### What the task asks
Restate the entire listing word for word.

-- Task material start --

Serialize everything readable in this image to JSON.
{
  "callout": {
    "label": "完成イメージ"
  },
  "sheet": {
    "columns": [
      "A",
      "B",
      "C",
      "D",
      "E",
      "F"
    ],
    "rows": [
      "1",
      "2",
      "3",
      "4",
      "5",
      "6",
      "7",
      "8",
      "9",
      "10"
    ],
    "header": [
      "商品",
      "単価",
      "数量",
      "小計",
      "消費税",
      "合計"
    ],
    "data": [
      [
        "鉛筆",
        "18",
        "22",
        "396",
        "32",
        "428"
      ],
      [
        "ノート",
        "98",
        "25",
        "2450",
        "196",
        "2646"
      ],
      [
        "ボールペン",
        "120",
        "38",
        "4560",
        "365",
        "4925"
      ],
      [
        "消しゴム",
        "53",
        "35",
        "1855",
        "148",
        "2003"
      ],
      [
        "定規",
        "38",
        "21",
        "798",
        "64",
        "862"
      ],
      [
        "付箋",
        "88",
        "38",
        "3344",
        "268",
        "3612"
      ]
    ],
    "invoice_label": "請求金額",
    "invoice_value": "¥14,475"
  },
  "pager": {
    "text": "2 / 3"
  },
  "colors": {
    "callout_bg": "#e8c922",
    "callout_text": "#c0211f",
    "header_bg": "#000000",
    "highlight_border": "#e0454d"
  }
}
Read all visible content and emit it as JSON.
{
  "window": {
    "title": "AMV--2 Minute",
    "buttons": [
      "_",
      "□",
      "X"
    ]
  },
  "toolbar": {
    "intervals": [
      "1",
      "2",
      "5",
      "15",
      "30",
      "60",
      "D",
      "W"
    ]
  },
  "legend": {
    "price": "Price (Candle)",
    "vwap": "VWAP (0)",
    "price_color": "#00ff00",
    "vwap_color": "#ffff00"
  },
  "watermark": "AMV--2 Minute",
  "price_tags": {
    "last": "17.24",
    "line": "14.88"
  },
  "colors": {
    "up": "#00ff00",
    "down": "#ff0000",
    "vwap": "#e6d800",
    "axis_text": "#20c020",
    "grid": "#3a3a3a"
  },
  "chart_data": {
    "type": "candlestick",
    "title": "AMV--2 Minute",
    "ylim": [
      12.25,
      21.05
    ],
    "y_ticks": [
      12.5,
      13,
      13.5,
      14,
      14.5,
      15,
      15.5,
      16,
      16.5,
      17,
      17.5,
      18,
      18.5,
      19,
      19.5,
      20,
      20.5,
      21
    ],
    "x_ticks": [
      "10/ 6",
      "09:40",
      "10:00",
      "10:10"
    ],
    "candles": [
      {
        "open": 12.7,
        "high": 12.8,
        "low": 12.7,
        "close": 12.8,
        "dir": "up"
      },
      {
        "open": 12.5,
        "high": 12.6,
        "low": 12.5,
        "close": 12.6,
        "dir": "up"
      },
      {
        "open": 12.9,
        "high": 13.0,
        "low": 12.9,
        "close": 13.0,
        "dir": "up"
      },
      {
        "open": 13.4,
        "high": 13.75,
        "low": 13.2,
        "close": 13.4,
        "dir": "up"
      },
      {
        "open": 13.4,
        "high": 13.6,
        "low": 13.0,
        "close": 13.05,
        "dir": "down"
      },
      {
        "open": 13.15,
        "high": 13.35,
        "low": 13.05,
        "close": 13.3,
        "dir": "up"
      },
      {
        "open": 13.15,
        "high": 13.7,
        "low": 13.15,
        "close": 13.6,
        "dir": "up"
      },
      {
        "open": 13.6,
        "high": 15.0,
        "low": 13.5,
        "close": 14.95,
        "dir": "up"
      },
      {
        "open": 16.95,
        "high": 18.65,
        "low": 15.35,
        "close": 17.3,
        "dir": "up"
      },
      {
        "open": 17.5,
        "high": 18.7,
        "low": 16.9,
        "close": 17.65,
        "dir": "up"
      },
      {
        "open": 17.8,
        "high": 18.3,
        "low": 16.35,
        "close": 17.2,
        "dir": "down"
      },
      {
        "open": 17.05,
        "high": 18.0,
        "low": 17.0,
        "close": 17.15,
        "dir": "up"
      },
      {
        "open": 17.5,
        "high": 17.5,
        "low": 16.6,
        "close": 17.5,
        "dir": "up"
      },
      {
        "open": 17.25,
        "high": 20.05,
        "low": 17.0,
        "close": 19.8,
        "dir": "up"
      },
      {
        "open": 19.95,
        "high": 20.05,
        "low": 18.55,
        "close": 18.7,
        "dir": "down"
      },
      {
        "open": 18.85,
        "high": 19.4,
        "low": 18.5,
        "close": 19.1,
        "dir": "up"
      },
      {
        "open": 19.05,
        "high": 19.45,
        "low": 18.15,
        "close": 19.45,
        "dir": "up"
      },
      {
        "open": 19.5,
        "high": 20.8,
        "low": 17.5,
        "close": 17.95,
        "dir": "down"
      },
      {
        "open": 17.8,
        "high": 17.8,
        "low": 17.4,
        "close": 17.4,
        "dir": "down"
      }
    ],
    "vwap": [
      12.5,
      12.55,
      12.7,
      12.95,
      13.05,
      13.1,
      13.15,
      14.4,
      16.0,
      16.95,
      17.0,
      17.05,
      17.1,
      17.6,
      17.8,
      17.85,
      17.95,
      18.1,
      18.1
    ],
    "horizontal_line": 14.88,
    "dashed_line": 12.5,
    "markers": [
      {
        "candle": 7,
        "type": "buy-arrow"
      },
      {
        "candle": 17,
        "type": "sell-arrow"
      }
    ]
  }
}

-- Task material end --

### The result
Serialize everything readable in this image to JSON.
{
  "callout": {
    "label": "完成イメージ"
  },
  "sheet": {
    "columns": [
      "A",
      "B",
      "C",
      "D",
      "E",
      "F"
    ],
    "rows": [
      "1",
      "2",
      "3",
      "4",
      "5",
      "6",
      "7",
      "8",
      "9",
      "10"
    ],
    "header": [
      "商品",
      "単価",
      "数量",
      "小計",
      "消費税",
      "合計"
    ],
    "data": [
      [
        "鉛筆",
        "18",
        "22",
        "396",
        "32",
        "428"
      ],
      [
        "ノート",
        "98",
        "25",
        "2450",
        "196",
        "2646"
      ],
      [
        "ボールペン",
        "120",
        "38",
        "4560",
        "365",
        "4925"
      ],
      [
        "消しゴム",
        "53",
        "35",
        "1855",
        "148",
        "2003"
      ],
      [
        "定規",
        "38",
        "21",
        "798",
        "64",
        "862"
      ],
      [
        "付箋",
        "88",
        "38",
        "3344",
        "268",
        "3612"
      ]
    ],
    "invoice_label": "請求金額",
    "invoice_value": "¥14,475"
  },
  "pager": {
    "text": "2 / 3"
  },
  "colors": {
    "callout_bg": "#e8c922",
    "callout_text": "#c0211f",
    "header_bg": "#000000",
    "highlight_border": "#e0454d"
  }
}
Read all visible content and emit it as JSON.
{
  "window": {
    "title": "AMV--2 Minute",
    "buttons": [
      "_",
      "□",
      "X"
    ]
  },
  "toolbar": {
    "intervals": [
      "1",
      "2",
      "5",
      "15",
      "30",
      "60",
      "D",
      "W"
    ]
  },
  "legend": {
    "price": "Price (Candle)",
    "vwap": "VWAP (0)",
    "price_color": "#00ff00",
    "vwap_color": "#ffff00"
  },
  "watermark": "AMV--2 Minute",
  "price_tags": {
    "last": "17.24",
    "line": "14.88"
  },
  "colors": {
    "up": "#00ff00",
    "down": "#ff0000",
    "vwap": "#e6d800",
    "axis_text": "#20c020",
    "grid": "#3a3a3a"
  },
  "chart_data": {
    "type": "candlestick",
    "title": "AMV--2 Minute",
    "ylim": [
      12.25,
      21.05
    ],
    "y_ticks": [
      12.5,
      13,
      13.5,
      14,
      14.5,
      15,
      15.5,
      16,
      16.5,
      17,
      17.5,
      18,
      18.5,
      19,
      19.5,
      20,
      20.5,
      21
    ],
    "x_ticks": [
      "10/ 6",
      "09:40",
      "10:00",
      "10:10"
    ],
    "candles": [
      {
        "open": 12.7,
        "high": 12.8,
        "low": 12.7,
        "close": 12.8,
        "dir": "up"
      },
      {
        "open": 12.5,
        "high": 12.6,
        "low": 12.5,
        "close": 12.6,
        "dir": "up"
      },
      {
        "open": 12.9,
        "high": 13.0,
        "low": 12.9,
        "close": 13.0,
        "dir": "up"
      },
      {
        "open": 13.4,
        "high": 13.75,
        "low": 13.2,
        "close": 13.4,
        "dir": "up"
      },
      {
        "open": 13.4,
        "high": 13.6,
        "low": 13.0,
        "close": 13.05,
        "dir": "down"
      },
      {
        "open": 13.15,
        "high": 13.35,
        "low": 13.05,
        "close": 13.3,
        "dir": "up"
      },
      {
        "open": 13.15,
        "high": 13.7,
        "low": 13.15,
        "close": 13.6,
        "dir": "up"
      },
      {
        "open": 13.6,
        "high": 15.0,
        "low": 13.5,
        "close": 14.95,
        "dir": "up"
      },
      {
        "open": 16.95,
        "high": 18.65,
        "low": 15.35,
        "close": 17.3,
        "dir": "up"
      },
      {
        "open": 17.5,
        "high": 18.7,
        "low": 16.9,
        "close": 17.65,
        "dir": "up"
      },
      {
        "open": 17.8,
        "high": 18.3,
        "low": 16.35,
        "close": 17.2,
        "dir": "down"
      },
      {
        "open": 17.05,
        "high": 18.0,
        "low": 17.0,
        "close": 17.15,
        "dir": "up"
      },
      {
        "open": 17.5,
        "high": 17.5,
        "low": 16.6,
        "close": 17.5,
        "dir": "up"
      },
      {
        "open": 17.25,
        "high": 20.05,
        "low": 17.0,
        "close": 19.8,
        "dir": "up"
      },
      {
        "open": 19.95,
        "high": 20.05,
        "low": 18.55,
        "close": 18.7,
        "dir": "down"
      },
      {
        "open": 18.85,
        "high": 19.4,
        "low": 18.5,
        "close": 19.1,
        "dir": "up"
      },
      {
        "open": 19.05,
        "high": 19.45,
        "low": 18.15,
        "close": 19.45,
        "dir": "up"
      },
      {
        "open": 19.5,
        "high": 20.8,
        "low": 17.5,
        "close": 17.95,
        "dir": "down"
      },
      {
        "open": 17.8,
        "high": 17.8,
        "low": 17.4,
        "close": 17.4,
        "dir": "down"
      }
    ],
    "vwap": [
      12.5,
      12.55,
      12.7,
      12.95,
      13.05,
      13.1,
      13.15,
      14.4,
      16.0,
      16.95,
      17.0,
      17.05,
      17.1,
      17.6,
      17.8,
      17.85,
      17.95,
      18.1,
      18.1
    ],
    "horizontal_line": 14.88,
    "dashed_line": 12.5,
    "markers": [
      {
        "candle": 7,
        "type": "buy-arrow"
      },
      {
        "candle": 17,
        "type": "sell-arrow"
      }
    ]
  }
}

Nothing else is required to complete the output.